### WRITTEN EXERCISE
Translate into French the following sentence from the review of Geoffrey Hill's collection: "For those new to his work, this is probably not the easiest way in."

### READING TEXT
For his fans, the appearance of a new collection from the poet almost universally described as the English language's greatest living practitioner of the art is an event. It's also one that's increasing in frequency as Geoffrey Hill, who turned 80 this year, steps up his rate of production. Odi Barbare (Clutag Press) is volume two in the Oxford professor of poetry's projected five-part Daybooks series. It's also, eccentrically enough, the third to appear, after volumes three and four respectively.

For those new to his work, this is probably not the easiest way in. There's nothing in the least barbarian about these 52 allusively bardic pieces, identical in structure (each sticks doggedly to a six-stanza sapphic verse form) and which range broadly in reference, from the 19th-century Italian poet Giosuè Carducci (from whom Hill takes his title) to Jewish theology, British imperial misadventures, aerial warfare, classical verse, theories of politics and poetics … Hill's determination to bend the language to fit the constraints of his form gives these poems an extraordinary incantatory power. He may demand effort from the reader, but, as always with this poet, the dividends are commensurate.

(Element and region data)
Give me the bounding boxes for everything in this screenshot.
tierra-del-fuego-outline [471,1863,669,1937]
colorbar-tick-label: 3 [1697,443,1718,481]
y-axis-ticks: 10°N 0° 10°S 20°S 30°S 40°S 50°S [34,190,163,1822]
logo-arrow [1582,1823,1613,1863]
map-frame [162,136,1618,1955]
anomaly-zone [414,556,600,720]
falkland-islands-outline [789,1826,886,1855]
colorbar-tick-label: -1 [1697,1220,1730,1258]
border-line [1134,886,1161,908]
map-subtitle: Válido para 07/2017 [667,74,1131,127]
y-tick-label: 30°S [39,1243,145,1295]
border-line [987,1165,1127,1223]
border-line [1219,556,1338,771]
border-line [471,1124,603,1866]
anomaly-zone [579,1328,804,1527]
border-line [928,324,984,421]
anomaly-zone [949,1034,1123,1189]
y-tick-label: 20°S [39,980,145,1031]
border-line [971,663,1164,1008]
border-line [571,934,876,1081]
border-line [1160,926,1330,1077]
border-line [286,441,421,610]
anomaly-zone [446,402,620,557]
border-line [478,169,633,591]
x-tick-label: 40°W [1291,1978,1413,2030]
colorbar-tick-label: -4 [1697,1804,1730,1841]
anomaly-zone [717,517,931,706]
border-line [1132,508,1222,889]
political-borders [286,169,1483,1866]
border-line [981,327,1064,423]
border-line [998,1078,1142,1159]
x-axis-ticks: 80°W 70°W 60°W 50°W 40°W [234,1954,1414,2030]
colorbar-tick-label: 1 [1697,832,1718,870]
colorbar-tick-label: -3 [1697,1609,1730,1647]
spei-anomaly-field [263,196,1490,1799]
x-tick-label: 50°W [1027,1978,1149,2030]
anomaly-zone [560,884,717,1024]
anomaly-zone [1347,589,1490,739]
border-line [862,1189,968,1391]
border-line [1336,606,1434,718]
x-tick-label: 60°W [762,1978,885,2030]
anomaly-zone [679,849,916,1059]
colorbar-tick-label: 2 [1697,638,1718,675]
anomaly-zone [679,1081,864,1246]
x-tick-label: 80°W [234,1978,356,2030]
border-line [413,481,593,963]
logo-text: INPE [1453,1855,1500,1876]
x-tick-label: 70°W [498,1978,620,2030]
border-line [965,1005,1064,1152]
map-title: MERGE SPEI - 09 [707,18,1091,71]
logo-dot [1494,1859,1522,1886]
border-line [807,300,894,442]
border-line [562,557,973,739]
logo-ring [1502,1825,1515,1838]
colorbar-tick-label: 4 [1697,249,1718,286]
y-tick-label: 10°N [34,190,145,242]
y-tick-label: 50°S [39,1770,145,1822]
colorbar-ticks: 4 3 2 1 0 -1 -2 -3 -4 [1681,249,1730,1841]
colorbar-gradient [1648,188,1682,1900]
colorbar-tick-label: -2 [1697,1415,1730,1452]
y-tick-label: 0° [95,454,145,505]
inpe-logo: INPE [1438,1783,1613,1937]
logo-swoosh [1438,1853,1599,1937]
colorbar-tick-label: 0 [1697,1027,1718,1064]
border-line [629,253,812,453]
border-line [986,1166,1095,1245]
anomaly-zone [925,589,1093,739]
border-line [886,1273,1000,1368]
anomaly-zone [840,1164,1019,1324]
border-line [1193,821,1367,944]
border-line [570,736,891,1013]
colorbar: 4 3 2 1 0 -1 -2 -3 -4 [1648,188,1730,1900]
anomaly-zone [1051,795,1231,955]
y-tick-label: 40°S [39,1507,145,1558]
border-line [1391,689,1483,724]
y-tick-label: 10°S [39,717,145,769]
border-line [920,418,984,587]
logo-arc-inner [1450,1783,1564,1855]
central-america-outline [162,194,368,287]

### TASK OUTPUT
Pour ceux qui découvrent son œuvre, ce n'est probablement pas la porte d'entrée la plus facile.